TASK PROMPT | Report how many lines in the records hold the string "script"; give the number and nothing else.

AVAILABLE DATA |
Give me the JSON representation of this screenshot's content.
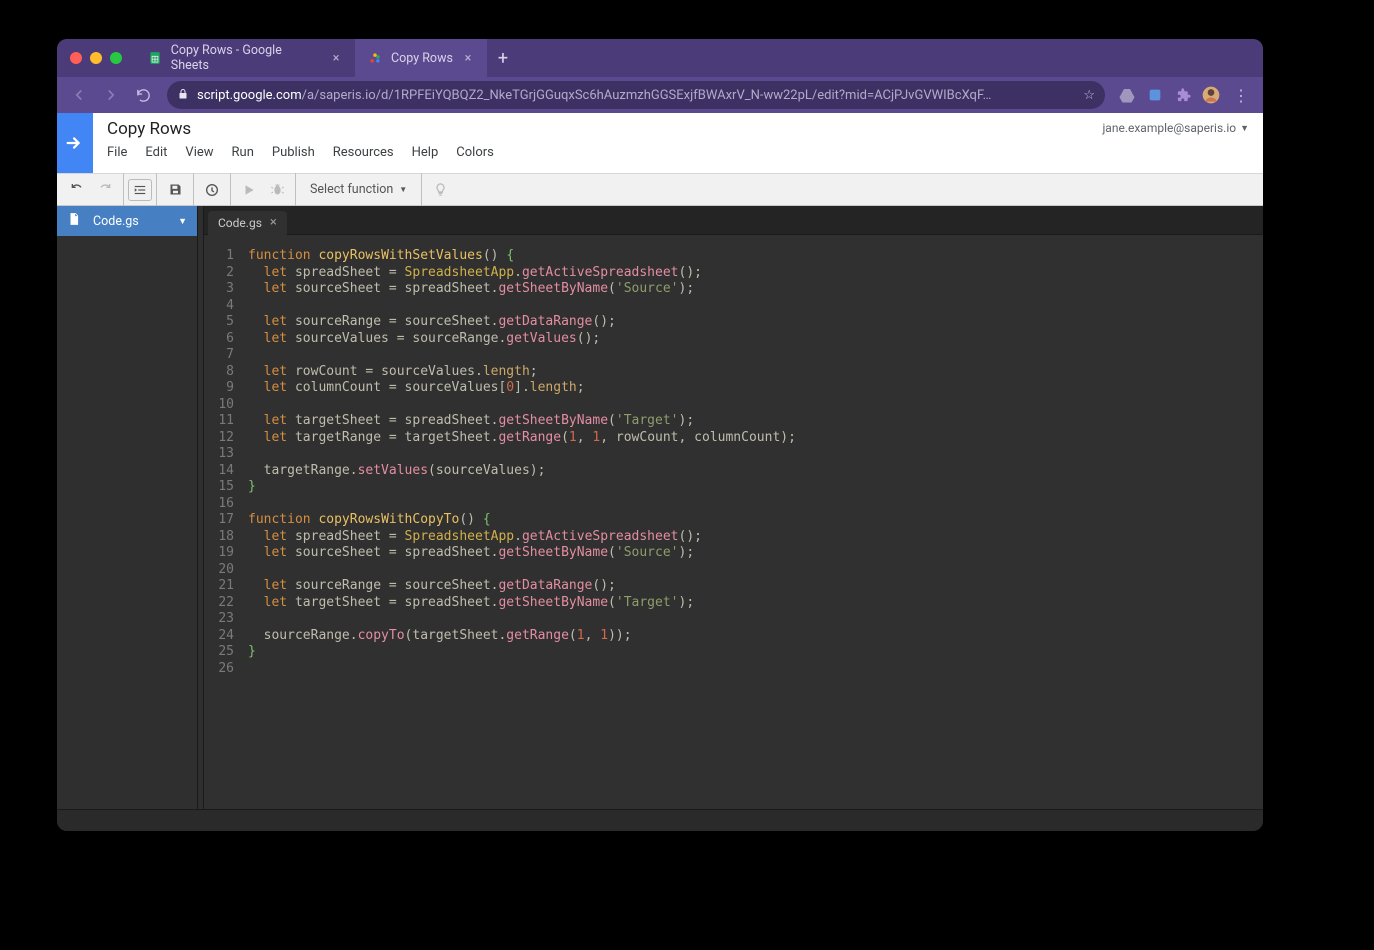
{
  "browser": {
    "tabs": [
      {
        "label": "Copy Rows - Google Sheets",
        "active": false,
        "icon": "sheets"
      },
      {
        "label": "Copy Rows",
        "active": true,
        "icon": "apps-script"
      }
    ],
    "url_host": "script.google.com",
    "url_path": "/a/saperis.io/d/1RPFEiYQBQZ2_NkeTGrjGGuqxSc6hAuzmzhGGSExjfBWAxrV_N-ww22pL/edit?mid=ACjPJvGVWIBcXqF…"
  },
  "app": {
    "title": "Copy Rows",
    "account": "jane.example@saperis.io",
    "menu": [
      "File",
      "Edit",
      "View",
      "Run",
      "Publish",
      "Resources",
      "Help",
      "Colors"
    ],
    "select_function": "Select function"
  },
  "files": {
    "items": [
      {
        "name": "Code.gs"
      }
    ]
  },
  "editor_tab": "Code.gs",
  "code": {
    "lines": [
      {
        "n": 1,
        "t": [
          [
            "kw",
            "function"
          ],
          [
            "punc",
            " "
          ],
          [
            "def",
            "copyRowsWithSetValues"
          ],
          [
            "punc",
            "()"
          ],
          [
            "punc",
            " "
          ],
          [
            "brace",
            "{"
          ]
        ]
      },
      {
        "n": 2,
        "t": [
          [
            "punc",
            "  "
          ],
          [
            "kw",
            "let"
          ],
          [
            "punc",
            " "
          ],
          [
            "var",
            "spreadSheet"
          ],
          [
            "punc",
            " = "
          ],
          [
            "obj",
            "SpreadsheetApp"
          ],
          [
            "punc",
            "."
          ],
          [
            "mthd",
            "getActiveSpreadsheet"
          ],
          [
            "punc",
            "();"
          ]
        ]
      },
      {
        "n": 3,
        "t": [
          [
            "punc",
            "  "
          ],
          [
            "kw",
            "let"
          ],
          [
            "punc",
            " "
          ],
          [
            "var",
            "sourceSheet"
          ],
          [
            "punc",
            " = "
          ],
          [
            "var",
            "spreadSheet"
          ],
          [
            "punc",
            "."
          ],
          [
            "mthd",
            "getSheetByName"
          ],
          [
            "punc",
            "("
          ],
          [
            "str",
            "'Source'"
          ],
          [
            "punc",
            ");"
          ]
        ]
      },
      {
        "n": 4,
        "t": []
      },
      {
        "n": 5,
        "t": [
          [
            "punc",
            "  "
          ],
          [
            "kw",
            "let"
          ],
          [
            "punc",
            " "
          ],
          [
            "var",
            "sourceRange"
          ],
          [
            "punc",
            " = "
          ],
          [
            "var",
            "sourceSheet"
          ],
          [
            "punc",
            "."
          ],
          [
            "mthd",
            "getDataRange"
          ],
          [
            "punc",
            "();"
          ]
        ]
      },
      {
        "n": 6,
        "t": [
          [
            "punc",
            "  "
          ],
          [
            "kw",
            "let"
          ],
          [
            "punc",
            " "
          ],
          [
            "var",
            "sourceValues"
          ],
          [
            "punc",
            " = "
          ],
          [
            "var",
            "sourceRange"
          ],
          [
            "punc",
            "."
          ],
          [
            "mthd",
            "getValues"
          ],
          [
            "punc",
            "();"
          ]
        ]
      },
      {
        "n": 7,
        "t": []
      },
      {
        "n": 8,
        "t": [
          [
            "punc",
            "  "
          ],
          [
            "kw",
            "let"
          ],
          [
            "punc",
            " "
          ],
          [
            "var",
            "rowCount"
          ],
          [
            "punc",
            " = "
          ],
          [
            "var",
            "sourceValues"
          ],
          [
            "punc",
            "."
          ],
          [
            "prop",
            "length"
          ],
          [
            "punc",
            ";"
          ]
        ]
      },
      {
        "n": 9,
        "t": [
          [
            "punc",
            "  "
          ],
          [
            "kw",
            "let"
          ],
          [
            "punc",
            " "
          ],
          [
            "var",
            "columnCount"
          ],
          [
            "punc",
            " = "
          ],
          [
            "var",
            "sourceValues"
          ],
          [
            "punc",
            "["
          ],
          [
            "num",
            "0"
          ],
          [
            "punc",
            "]."
          ],
          [
            "prop",
            "length"
          ],
          [
            "punc",
            ";"
          ]
        ]
      },
      {
        "n": 10,
        "t": []
      },
      {
        "n": 11,
        "t": [
          [
            "punc",
            "  "
          ],
          [
            "kw",
            "let"
          ],
          [
            "punc",
            " "
          ],
          [
            "var",
            "targetSheet"
          ],
          [
            "punc",
            " = "
          ],
          [
            "var",
            "spreadSheet"
          ],
          [
            "punc",
            "."
          ],
          [
            "mthd",
            "getSheetByName"
          ],
          [
            "punc",
            "("
          ],
          [
            "str",
            "'Target'"
          ],
          [
            "punc",
            ");"
          ]
        ]
      },
      {
        "n": 12,
        "t": [
          [
            "punc",
            "  "
          ],
          [
            "kw",
            "let"
          ],
          [
            "punc",
            " "
          ],
          [
            "var",
            "targetRange"
          ],
          [
            "punc",
            " = "
          ],
          [
            "var",
            "targetSheet"
          ],
          [
            "punc",
            "."
          ],
          [
            "mthd",
            "getRange"
          ],
          [
            "punc",
            "("
          ],
          [
            "num",
            "1"
          ],
          [
            "punc",
            ", "
          ],
          [
            "num",
            "1"
          ],
          [
            "punc",
            ", "
          ],
          [
            "var",
            "rowCount"
          ],
          [
            "punc",
            ", "
          ],
          [
            "var",
            "columnCount"
          ],
          [
            "punc",
            ");"
          ]
        ]
      },
      {
        "n": 13,
        "t": []
      },
      {
        "n": 14,
        "t": [
          [
            "punc",
            "  "
          ],
          [
            "var",
            "targetRange"
          ],
          [
            "punc",
            "."
          ],
          [
            "mthd",
            "setValues"
          ],
          [
            "punc",
            "("
          ],
          [
            "var",
            "sourceValues"
          ],
          [
            "punc",
            ");"
          ]
        ]
      },
      {
        "n": 15,
        "t": [
          [
            "brace",
            "}"
          ]
        ]
      },
      {
        "n": 16,
        "t": []
      },
      {
        "n": 17,
        "t": [
          [
            "kw",
            "function"
          ],
          [
            "punc",
            " "
          ],
          [
            "def",
            "copyRowsWithCopyTo"
          ],
          [
            "punc",
            "()"
          ],
          [
            "punc",
            " "
          ],
          [
            "brace",
            "{"
          ]
        ]
      },
      {
        "n": 18,
        "t": [
          [
            "punc",
            "  "
          ],
          [
            "kw",
            "let"
          ],
          [
            "punc",
            " "
          ],
          [
            "var",
            "spreadSheet"
          ],
          [
            "punc",
            " = "
          ],
          [
            "obj",
            "SpreadsheetApp"
          ],
          [
            "punc",
            "."
          ],
          [
            "mthd",
            "getActiveSpreadsheet"
          ],
          [
            "punc",
            "();"
          ]
        ]
      },
      {
        "n": 19,
        "t": [
          [
            "punc",
            "  "
          ],
          [
            "kw",
            "let"
          ],
          [
            "punc",
            " "
          ],
          [
            "var",
            "sourceSheet"
          ],
          [
            "punc",
            " = "
          ],
          [
            "var",
            "spreadSheet"
          ],
          [
            "punc",
            "."
          ],
          [
            "mthd",
            "getSheetByName"
          ],
          [
            "punc",
            "("
          ],
          [
            "str",
            "'Source'"
          ],
          [
            "punc",
            ");"
          ]
        ]
      },
      {
        "n": 20,
        "t": []
      },
      {
        "n": 21,
        "t": [
          [
            "punc",
            "  "
          ],
          [
            "kw",
            "let"
          ],
          [
            "punc",
            " "
          ],
          [
            "var",
            "sourceRange"
          ],
          [
            "punc",
            " = "
          ],
          [
            "var",
            "sourceSheet"
          ],
          [
            "punc",
            "."
          ],
          [
            "mthd",
            "getDataRange"
          ],
          [
            "punc",
            "();"
          ]
        ]
      },
      {
        "n": 22,
        "t": [
          [
            "punc",
            "  "
          ],
          [
            "kw",
            "let"
          ],
          [
            "punc",
            " "
          ],
          [
            "var",
            "targetSheet"
          ],
          [
            "punc",
            " = "
          ],
          [
            "var",
            "spreadSheet"
          ],
          [
            "punc",
            "."
          ],
          [
            "mthd",
            "getSheetByName"
          ],
          [
            "punc",
            "("
          ],
          [
            "str",
            "'Target'"
          ],
          [
            "punc",
            ");"
          ]
        ]
      },
      {
        "n": 23,
        "t": []
      },
      {
        "n": 24,
        "t": [
          [
            "punc",
            "  "
          ],
          [
            "var",
            "sourceRange"
          ],
          [
            "punc",
            "."
          ],
          [
            "mthd",
            "copyTo"
          ],
          [
            "punc",
            "("
          ],
          [
            "var",
            "targetSheet"
          ],
          [
            "punc",
            "."
          ],
          [
            "mthd",
            "getRange"
          ],
          [
            "punc",
            "("
          ],
          [
            "num",
            "1"
          ],
          [
            "punc",
            ", "
          ],
          [
            "num",
            "1"
          ],
          [
            "punc",
            "));"
          ]
        ]
      },
      {
        "n": 25,
        "t": [
          [
            "brace",
            "}"
          ]
        ]
      },
      {
        "n": 26,
        "t": []
      }
    ]
  }
}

EXERCISE OUTPUT | 2